Written task: Everything from the line with "Convert this document image to plain text." through the last line of the records below should be copied exactly, both ends included.

Data for this task:
---*---

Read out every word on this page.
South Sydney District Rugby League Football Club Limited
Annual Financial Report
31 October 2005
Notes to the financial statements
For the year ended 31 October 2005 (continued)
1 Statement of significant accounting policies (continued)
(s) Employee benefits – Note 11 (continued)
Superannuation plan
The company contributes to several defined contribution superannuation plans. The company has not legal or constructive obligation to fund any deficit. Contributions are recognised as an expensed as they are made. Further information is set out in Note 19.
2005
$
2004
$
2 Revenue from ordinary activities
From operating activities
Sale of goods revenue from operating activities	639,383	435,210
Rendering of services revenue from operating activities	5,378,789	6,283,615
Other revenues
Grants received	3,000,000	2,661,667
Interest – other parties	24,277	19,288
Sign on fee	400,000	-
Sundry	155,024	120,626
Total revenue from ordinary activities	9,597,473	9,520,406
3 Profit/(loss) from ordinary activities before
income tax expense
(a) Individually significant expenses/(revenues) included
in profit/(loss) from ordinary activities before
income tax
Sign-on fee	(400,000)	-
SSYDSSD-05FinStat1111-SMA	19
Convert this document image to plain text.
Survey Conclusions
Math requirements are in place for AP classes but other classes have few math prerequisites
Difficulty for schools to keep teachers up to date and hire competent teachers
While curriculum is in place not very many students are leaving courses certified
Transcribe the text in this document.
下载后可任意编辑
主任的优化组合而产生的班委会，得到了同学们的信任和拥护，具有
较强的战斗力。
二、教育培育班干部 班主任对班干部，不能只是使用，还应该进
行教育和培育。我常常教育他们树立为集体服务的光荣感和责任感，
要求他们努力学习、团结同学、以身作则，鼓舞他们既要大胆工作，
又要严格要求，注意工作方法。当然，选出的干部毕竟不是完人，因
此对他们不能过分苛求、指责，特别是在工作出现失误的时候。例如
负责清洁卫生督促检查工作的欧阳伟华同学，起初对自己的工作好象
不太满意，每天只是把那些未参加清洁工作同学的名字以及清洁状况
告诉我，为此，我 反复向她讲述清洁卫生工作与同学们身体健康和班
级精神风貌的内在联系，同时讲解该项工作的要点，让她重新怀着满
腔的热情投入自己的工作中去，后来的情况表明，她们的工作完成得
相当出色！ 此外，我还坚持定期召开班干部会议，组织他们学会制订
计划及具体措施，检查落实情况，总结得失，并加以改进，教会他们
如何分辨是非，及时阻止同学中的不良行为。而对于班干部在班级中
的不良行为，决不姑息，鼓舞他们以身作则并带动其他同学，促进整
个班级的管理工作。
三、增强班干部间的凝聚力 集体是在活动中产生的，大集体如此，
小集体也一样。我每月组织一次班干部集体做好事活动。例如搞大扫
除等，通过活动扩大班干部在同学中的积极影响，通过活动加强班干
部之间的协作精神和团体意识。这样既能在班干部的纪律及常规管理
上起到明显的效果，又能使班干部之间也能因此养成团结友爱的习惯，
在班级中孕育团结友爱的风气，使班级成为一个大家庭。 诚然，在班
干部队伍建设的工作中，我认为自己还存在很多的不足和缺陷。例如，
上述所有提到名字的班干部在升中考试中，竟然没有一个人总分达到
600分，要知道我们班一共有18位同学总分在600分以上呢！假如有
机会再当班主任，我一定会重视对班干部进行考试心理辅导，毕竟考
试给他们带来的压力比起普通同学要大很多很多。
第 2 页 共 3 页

---*---

Full answer:
Convert this document image to plain text.
Survey Conclusions
Math requirements are in place for AP classes but other classes have few math prerequisites
Difficulty for schools to keep teachers up to date and hire competent teachers
While curriculum is in place not very many students are leaving courses certified
Transcribe the text in this document.
下载后可任意编辑
主任的优化组合而产生的班委会，得到了同学们的信任和拥护，具有
较强的战斗力。
二、教育培育班干部 班主任对班干部，不能只是使用，还应该进
行教育和培育。我常常教育他们树立为集体服务的光荣感和责任感，
要求他们努力学习、团结同学、以身作则，鼓舞他们既要大胆工作，
又要严格要求，注意工作方法。当然，选出的干部毕竟不是完人，因
此对他们不能过分苛求、指责，特别是在工作出现失误的时候。例如
负责清洁卫生督促检查工作的欧阳伟华同学，起初对自己的工作好象
不太满意，每天只是把那些未参加清洁工作同学的名字以及清洁状况
告诉我，为此，我 反复向她讲述清洁卫生工作与同学们身体健康和班
级精神风貌的内在联系，同时讲解该项工作的要点，让她重新怀着满
腔的热情投入自己的工作中去，后来的情况表明，她们的工作完成得
相当出色！ 此外，我还坚持定期召开班干部会议，组织他们学会制订
计划及具体措施，检查落实情况，总结得失，并加以改进，教会他们
如何分辨是非，及时阻止同学中的不良行为。而对于班干部在班级中
的不良行为，决不姑息，鼓舞他们以身作则并带动其他同学，促进整
个班级的管理工作。
三、增强班干部间的凝聚力 集体是在活动中产生的，大集体如此，
小集体也一样。我每月组织一次班干部集体做好事活动。例如搞大扫
除等，通过活动扩大班干部在同学中的积极影响，通过活动加强班干
部之间的协作精神和团体意识。这样既能在班干部的纪律及常规管理
上起到明显的效果，又能使班干部之间也能因此养成团结友爱的习惯，
在班级中孕育团结友爱的风气，使班级成为一个大家庭。 诚然，在班
干部队伍建设的工作中，我认为自己还存在很多的不足和缺陷。例如，
上述所有提到名字的班干部在升中考试中，竟然没有一个人总分达到
600分，要知道我们班一共有18位同学总分在600分以上呢！假如有
机会再当班主任，我一定会重视对班干部进行考试心理辅导，毕竟考
试给他们带来的压力比起普通同学要大很多很多。
第 2 页 共 3 页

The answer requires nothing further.